• Estratto fornito
>>>>>

PARLAMENTO: Il reato di tortura può attendere: la legge si ferma (Il Fatto Quotidiano)

IL FATTO QUOTIDIANO

Il reato di tortura può attendere: la legge si ferma
Dopo il diktat di Alfano, Grasso sospende l`esame in Senato: i partiti che sostengono l`esecutivo vanno in ordine sparso

L’introduzione del reato di tortura nel codice penale? Può attendere ancora. Del resto aspetta dal lontano 1988, quando il Parlamento a guida Pentapartito
recepì la convenzione delle Nazioni Unite in materia. Ora per il Pd è più importante la tenuta della maggioranza in aula, sempre più scricchiolante
e legata agli umori di Denis Verdini e del suo gruppo vista la probabile
fuoriuscita di Renato Schifani da Area Popolare. Così, dopo il diktat
del ministro dell`Interno Angelino Alfano (“il testo va rivisto alla Camera, non si può lanciare un messaggio fuorviante alle forze dell`ordine”), ieri il Senato ha sospeso la discussione in aula della legge.

<<<<<

• Sfida 1
In una o due frasi, spiega con quale motivazione il ministro Alfano chiedeva di rivedere il testo della legge, secondo l'articolo sul reato di tortura.
• Sfida 2
Riporta fedelmente il passo dell'articolo sul reato di tortura che va da "L’introduzione del reato" fino a "aula della legge.".
• Sfida 3
Scrivi il seguito dell'articolo sul reato di tortura, cominciando subito dopo la sua ultima frase.
I dati provengono da una fonte diversa rispetto all'articolo.

• Dati forniti

>>>>>

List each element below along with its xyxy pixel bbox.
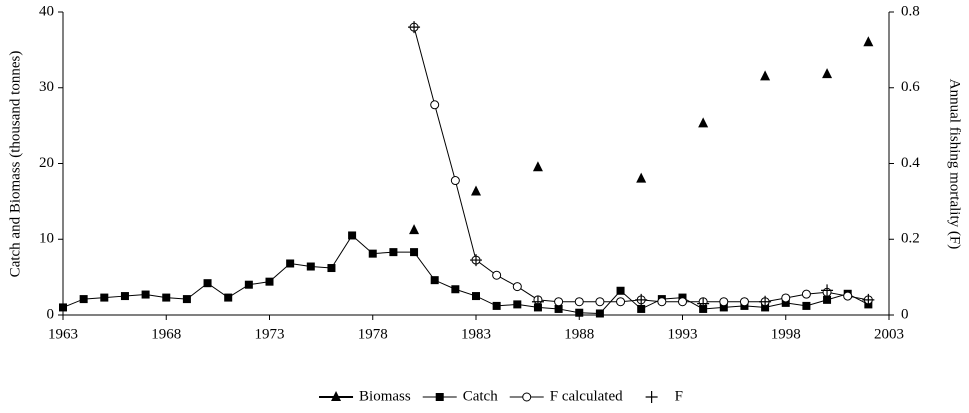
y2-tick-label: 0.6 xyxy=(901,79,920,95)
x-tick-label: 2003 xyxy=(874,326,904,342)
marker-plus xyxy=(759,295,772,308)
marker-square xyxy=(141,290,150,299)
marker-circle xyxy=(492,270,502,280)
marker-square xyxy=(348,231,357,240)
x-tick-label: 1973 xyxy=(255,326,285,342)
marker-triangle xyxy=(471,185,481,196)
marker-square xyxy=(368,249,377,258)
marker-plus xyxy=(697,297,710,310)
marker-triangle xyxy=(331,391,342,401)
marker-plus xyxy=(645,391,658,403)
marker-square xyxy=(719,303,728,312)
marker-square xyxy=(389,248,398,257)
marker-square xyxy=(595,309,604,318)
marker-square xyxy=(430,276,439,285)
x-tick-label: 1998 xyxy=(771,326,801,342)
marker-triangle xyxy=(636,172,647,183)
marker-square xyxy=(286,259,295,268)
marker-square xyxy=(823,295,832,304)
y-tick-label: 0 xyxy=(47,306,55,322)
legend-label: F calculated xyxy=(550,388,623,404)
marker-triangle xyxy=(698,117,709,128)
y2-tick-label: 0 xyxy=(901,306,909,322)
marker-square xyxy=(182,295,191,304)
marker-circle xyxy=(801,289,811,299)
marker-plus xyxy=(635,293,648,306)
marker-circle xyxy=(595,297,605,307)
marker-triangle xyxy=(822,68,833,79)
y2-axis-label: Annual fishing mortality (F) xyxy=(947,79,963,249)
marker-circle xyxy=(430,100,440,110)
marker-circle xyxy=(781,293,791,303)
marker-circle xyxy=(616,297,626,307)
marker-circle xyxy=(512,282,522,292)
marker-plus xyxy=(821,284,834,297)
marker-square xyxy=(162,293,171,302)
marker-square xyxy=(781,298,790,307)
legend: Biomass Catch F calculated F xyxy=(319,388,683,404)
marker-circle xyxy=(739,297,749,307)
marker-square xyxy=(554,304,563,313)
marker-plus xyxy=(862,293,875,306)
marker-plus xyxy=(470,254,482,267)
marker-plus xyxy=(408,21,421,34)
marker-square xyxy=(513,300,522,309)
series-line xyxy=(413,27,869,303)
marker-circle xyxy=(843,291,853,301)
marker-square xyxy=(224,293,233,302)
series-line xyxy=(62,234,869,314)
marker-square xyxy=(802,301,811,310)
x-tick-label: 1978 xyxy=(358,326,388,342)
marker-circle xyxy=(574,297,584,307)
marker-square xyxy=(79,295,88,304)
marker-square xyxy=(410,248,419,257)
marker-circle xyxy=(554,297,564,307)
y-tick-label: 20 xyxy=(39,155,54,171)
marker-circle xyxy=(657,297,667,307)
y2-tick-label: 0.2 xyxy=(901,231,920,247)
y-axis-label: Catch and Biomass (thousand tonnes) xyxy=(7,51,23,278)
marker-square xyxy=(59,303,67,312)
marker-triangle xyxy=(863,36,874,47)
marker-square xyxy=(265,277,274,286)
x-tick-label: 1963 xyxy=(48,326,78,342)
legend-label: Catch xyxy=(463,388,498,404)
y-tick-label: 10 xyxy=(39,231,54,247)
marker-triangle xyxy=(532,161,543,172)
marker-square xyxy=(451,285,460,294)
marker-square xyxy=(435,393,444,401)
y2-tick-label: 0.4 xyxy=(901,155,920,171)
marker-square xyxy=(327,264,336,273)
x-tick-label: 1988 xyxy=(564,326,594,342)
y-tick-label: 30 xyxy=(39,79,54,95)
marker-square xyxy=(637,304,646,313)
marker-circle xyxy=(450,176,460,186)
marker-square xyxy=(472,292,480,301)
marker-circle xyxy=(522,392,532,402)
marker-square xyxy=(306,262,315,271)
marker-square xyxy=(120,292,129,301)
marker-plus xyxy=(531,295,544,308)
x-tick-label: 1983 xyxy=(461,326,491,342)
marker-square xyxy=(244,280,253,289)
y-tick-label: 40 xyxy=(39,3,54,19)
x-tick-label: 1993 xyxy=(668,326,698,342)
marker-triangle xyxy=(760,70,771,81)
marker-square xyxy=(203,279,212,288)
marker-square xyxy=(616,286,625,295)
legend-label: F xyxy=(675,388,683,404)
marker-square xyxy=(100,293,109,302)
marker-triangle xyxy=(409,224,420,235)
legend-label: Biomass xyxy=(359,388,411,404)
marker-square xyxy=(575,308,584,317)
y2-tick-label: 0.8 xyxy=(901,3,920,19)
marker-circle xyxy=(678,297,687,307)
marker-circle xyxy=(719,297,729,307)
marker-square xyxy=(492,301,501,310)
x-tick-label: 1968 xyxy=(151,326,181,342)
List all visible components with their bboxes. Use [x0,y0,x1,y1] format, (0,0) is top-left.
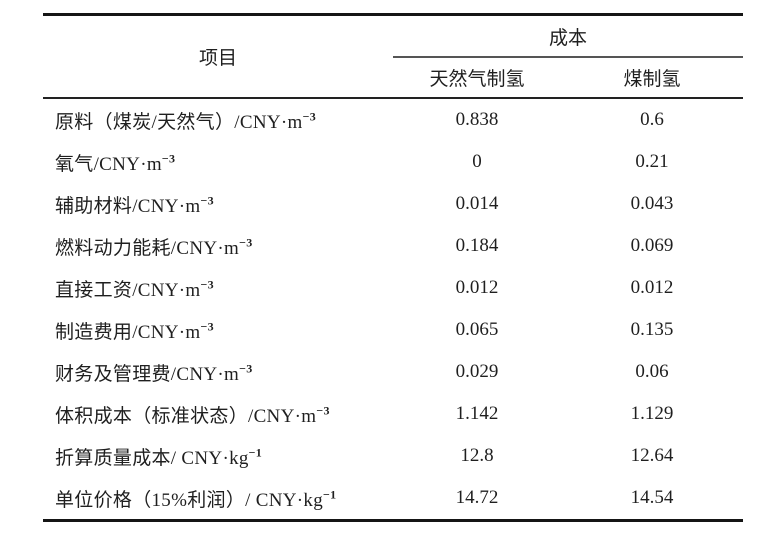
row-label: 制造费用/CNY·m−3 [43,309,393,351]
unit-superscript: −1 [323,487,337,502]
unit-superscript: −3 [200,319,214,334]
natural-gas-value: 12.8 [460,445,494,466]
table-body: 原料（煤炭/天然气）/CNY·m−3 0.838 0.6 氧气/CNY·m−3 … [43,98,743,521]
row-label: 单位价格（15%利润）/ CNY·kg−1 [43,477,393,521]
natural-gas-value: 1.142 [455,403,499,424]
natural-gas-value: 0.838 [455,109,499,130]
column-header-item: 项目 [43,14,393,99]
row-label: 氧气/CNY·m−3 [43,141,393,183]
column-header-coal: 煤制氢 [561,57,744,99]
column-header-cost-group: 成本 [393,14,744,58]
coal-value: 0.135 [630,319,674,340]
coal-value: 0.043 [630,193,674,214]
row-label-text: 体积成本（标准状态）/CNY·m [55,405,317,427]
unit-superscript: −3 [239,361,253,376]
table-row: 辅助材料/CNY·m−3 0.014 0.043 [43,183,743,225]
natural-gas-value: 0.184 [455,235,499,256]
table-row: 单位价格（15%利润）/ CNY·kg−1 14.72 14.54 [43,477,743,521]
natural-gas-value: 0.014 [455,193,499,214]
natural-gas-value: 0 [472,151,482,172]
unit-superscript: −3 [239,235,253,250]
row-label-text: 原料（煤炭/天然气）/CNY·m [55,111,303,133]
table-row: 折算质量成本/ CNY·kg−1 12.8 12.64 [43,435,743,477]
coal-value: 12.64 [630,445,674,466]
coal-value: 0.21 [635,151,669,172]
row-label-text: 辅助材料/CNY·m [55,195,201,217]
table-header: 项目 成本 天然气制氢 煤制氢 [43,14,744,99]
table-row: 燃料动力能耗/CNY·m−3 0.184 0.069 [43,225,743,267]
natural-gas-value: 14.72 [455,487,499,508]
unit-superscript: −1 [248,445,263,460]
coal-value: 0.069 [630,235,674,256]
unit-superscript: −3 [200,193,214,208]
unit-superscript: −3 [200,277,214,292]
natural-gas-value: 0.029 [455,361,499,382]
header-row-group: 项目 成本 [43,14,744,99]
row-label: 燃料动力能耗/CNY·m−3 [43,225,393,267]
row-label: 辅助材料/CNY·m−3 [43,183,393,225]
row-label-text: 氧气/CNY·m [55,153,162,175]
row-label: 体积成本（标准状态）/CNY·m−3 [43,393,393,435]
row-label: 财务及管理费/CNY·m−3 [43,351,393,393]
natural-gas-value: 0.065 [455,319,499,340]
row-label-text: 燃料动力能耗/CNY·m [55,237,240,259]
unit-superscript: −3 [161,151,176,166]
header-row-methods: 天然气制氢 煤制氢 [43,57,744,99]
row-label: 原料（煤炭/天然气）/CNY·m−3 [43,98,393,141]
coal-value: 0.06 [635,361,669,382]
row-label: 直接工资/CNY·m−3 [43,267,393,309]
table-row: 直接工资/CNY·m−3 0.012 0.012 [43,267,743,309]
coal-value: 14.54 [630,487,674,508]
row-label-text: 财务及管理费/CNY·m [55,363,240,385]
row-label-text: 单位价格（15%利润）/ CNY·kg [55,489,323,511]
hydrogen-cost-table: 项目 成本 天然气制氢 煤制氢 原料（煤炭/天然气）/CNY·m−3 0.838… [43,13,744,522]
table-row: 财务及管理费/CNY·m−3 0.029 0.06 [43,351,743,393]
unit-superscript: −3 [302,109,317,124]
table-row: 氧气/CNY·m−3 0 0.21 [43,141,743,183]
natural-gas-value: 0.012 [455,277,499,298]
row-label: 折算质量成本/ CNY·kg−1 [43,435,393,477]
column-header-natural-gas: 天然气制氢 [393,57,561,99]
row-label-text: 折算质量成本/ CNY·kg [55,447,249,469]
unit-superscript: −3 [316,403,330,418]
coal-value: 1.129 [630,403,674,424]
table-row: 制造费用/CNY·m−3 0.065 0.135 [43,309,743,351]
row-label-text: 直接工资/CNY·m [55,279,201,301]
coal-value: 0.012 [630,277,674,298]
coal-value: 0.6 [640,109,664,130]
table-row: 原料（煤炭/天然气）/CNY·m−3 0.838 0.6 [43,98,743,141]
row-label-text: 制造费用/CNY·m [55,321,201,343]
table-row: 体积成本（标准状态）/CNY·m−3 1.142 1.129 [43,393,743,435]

<<<<<
>>>>>

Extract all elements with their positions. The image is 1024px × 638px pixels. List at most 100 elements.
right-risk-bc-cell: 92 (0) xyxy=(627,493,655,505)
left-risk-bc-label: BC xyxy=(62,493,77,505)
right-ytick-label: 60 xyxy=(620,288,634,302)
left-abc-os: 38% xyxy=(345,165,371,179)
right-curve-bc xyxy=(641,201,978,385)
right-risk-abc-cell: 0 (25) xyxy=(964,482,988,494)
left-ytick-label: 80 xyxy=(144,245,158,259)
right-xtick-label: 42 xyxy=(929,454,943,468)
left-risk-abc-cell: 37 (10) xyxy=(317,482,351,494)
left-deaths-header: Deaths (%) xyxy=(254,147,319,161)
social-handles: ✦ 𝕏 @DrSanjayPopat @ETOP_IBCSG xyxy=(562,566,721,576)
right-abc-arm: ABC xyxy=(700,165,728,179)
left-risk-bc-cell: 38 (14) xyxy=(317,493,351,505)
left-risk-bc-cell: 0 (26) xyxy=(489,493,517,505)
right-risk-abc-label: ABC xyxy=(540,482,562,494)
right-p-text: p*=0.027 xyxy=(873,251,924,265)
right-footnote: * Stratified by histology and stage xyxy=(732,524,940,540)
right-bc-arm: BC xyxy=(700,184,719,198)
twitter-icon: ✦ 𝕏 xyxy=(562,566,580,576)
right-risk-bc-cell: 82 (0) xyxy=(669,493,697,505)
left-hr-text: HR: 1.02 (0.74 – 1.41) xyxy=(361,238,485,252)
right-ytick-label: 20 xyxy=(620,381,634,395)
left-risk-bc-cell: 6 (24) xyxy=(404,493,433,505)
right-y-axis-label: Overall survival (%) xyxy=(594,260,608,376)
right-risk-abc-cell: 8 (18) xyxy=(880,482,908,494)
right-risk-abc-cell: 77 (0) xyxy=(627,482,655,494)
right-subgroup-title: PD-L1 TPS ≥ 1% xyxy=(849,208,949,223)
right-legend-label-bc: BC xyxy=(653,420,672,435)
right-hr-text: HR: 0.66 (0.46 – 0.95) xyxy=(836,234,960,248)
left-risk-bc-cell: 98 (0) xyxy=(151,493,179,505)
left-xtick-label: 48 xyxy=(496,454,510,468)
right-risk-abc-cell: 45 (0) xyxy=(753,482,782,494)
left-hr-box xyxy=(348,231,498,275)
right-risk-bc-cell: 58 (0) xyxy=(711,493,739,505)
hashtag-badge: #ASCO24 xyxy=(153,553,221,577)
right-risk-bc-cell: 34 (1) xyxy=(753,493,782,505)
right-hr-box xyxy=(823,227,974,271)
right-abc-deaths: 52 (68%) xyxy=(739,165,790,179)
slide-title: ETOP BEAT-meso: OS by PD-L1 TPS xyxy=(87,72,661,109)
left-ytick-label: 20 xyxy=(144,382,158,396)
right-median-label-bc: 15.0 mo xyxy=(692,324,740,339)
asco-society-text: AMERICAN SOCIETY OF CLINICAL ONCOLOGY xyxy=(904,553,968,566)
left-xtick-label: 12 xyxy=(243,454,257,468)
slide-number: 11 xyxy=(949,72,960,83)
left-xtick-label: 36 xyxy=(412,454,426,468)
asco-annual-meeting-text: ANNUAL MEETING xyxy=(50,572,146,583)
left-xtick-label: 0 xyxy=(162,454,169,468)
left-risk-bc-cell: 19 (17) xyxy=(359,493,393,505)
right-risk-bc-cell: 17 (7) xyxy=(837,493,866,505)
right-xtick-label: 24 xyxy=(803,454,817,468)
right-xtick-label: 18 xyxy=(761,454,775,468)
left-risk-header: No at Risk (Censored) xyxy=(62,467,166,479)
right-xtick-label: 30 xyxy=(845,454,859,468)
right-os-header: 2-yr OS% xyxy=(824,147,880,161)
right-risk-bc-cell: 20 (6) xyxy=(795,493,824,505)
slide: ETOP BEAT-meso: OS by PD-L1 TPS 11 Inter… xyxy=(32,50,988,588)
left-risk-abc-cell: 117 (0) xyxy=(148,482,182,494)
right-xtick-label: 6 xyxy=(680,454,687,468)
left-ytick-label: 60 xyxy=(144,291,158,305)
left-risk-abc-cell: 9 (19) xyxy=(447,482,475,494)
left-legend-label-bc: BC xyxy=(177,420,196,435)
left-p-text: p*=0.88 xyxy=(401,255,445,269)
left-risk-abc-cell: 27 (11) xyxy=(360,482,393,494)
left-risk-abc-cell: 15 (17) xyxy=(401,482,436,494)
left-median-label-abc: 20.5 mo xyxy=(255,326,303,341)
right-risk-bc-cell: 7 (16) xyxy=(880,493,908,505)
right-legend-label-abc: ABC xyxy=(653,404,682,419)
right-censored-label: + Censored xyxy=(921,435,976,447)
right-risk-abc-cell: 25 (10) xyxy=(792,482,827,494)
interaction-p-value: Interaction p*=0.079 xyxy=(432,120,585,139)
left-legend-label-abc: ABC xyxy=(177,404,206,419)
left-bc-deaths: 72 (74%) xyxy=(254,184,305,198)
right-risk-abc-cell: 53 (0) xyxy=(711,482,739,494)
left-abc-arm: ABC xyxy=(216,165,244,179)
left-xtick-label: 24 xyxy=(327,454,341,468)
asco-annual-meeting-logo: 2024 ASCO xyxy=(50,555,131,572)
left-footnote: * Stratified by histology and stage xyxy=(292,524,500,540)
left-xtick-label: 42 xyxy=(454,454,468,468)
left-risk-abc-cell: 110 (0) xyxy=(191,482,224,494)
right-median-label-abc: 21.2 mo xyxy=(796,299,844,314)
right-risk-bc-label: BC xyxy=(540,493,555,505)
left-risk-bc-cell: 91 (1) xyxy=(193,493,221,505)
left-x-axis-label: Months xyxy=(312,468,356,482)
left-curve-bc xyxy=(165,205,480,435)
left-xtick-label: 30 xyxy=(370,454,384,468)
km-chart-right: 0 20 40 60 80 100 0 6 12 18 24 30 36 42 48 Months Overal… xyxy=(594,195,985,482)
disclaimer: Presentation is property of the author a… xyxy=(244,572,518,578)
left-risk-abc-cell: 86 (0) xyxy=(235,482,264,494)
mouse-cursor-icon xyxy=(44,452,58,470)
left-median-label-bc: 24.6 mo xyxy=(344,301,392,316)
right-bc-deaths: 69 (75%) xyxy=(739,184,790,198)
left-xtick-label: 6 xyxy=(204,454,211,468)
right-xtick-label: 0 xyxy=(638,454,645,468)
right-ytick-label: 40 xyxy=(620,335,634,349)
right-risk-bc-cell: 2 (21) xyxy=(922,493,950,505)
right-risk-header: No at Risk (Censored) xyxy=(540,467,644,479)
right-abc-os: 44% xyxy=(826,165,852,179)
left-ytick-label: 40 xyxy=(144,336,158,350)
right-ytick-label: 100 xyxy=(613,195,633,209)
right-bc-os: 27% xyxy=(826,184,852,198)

<<<<<

• Risposta finale 1
Alfano sosteneva che il testo andasse rivisto alla Camera perché non si poteva lanciare un messaggio fuorviante alle forze dell'ordine.

• Risposta finale 2
L’introduzione del reato di tortura nel codice penale? Può attendere ancora. Del resto aspetta dal lontano 1988, quando il Parlamento a guida Pentapartito
recepì la convenzione delle Nazioni Unite in materia. Ora per il Pd è più importante la tenuta della maggioranza in aula, sempre più scricchiolante
e legata agli umori di Denis Verdini e del suo gruppo vista la probabile
fuoriuscita di Renato Schifani da Area Popolare. Così, dopo il diktat
del ministro dell`Interno Angelino Alfano (“il testo va rivisto alla Camera, non si può lanciare un messaggio fuorviante alle forze dell`ordine”), ieri il Senato ha sospeso la discussione in aula della legge.

• Risposta finale 3
L`ENNESIMO stop all`esame del provvedimento, quando dopo tre passaggi tra Camera e Senato mancavano solo 30 votazioni sugli emendamenti, somiglia tanto ad un tentativo di affossarlo per sempre. Difficile la mediazione pure sulla prescrizione: ieri il Guardasigilli ha fatto l`ennesima
proposta di mediazione per venire incontro ad Alfano e Verdini (stop di 18
mesi sia dopo il primo grado che dopo l`appello). Un piccolo tentativo di compromesso al ribasso, che andrà verificato nei voti in commissione (anche sul caso specifico dei reati di corruzione).
Tornando al reato di tortura- e proprio mentre cade il 15esimo anniversario
delle violenze del G8 di Genova – il Parlamento inciampa ancora, più
preoccupato di non turbare gli umori delle forze dell`ordine che di dare un
quadro normativo chiaro alla materia. E Alfano – a cui davvero non mancano
i guai – incassa la sua vittoria: “Una saggia decisione: le forze di Polizia
stanno servendo il Paese con professionalità e noi lo riconosciamo coi fatti”.
Traduzione: il governo Renzi è ormai ostaggio dei piccoli partiti, né più
né meno dei suoi predecessori.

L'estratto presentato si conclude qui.